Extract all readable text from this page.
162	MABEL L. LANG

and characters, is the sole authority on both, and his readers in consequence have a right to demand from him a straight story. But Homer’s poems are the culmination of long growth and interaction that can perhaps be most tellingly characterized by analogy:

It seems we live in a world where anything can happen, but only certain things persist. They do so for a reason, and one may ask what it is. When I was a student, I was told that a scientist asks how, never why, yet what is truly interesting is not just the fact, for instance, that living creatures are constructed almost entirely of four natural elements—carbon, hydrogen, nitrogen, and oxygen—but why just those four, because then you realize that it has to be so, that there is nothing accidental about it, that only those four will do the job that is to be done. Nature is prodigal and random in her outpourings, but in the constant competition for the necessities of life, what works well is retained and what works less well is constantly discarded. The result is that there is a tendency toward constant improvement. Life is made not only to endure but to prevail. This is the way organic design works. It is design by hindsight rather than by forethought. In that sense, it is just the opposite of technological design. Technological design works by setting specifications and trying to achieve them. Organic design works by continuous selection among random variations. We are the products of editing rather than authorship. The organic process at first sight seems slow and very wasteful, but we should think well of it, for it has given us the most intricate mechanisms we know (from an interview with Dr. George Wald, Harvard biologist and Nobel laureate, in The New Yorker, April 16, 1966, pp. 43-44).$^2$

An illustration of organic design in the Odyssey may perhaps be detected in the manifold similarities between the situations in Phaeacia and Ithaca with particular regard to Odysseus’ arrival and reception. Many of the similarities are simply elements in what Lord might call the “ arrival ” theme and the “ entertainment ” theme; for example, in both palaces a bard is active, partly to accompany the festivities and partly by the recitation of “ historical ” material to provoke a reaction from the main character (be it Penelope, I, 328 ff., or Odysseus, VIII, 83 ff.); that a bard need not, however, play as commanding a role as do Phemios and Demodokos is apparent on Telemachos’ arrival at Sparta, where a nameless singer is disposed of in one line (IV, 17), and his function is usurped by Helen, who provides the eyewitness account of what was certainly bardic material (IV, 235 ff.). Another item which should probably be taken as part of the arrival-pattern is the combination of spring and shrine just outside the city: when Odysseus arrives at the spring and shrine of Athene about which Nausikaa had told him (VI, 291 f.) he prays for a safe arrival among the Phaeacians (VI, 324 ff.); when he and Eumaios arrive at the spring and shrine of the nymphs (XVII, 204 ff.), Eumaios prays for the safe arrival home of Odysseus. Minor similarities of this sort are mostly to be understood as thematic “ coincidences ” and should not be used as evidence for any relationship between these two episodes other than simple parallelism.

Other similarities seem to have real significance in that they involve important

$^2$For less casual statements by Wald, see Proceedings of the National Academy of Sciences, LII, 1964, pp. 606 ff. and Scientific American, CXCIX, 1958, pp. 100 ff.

* * *

- WRITTEN INSTRUCTION -
Where a line above includes "have", copy that line.

- SOLUTION TO THIS EXERCISE -
and characters, is the sole authority on both, and his readers in consequence have a right to demand from him a straight story. But Homer’s poems are the culmination of long growth and interaction that can perhaps be most tellingly characterized by analogy:
Other similarities seem to have real significance in that they involve important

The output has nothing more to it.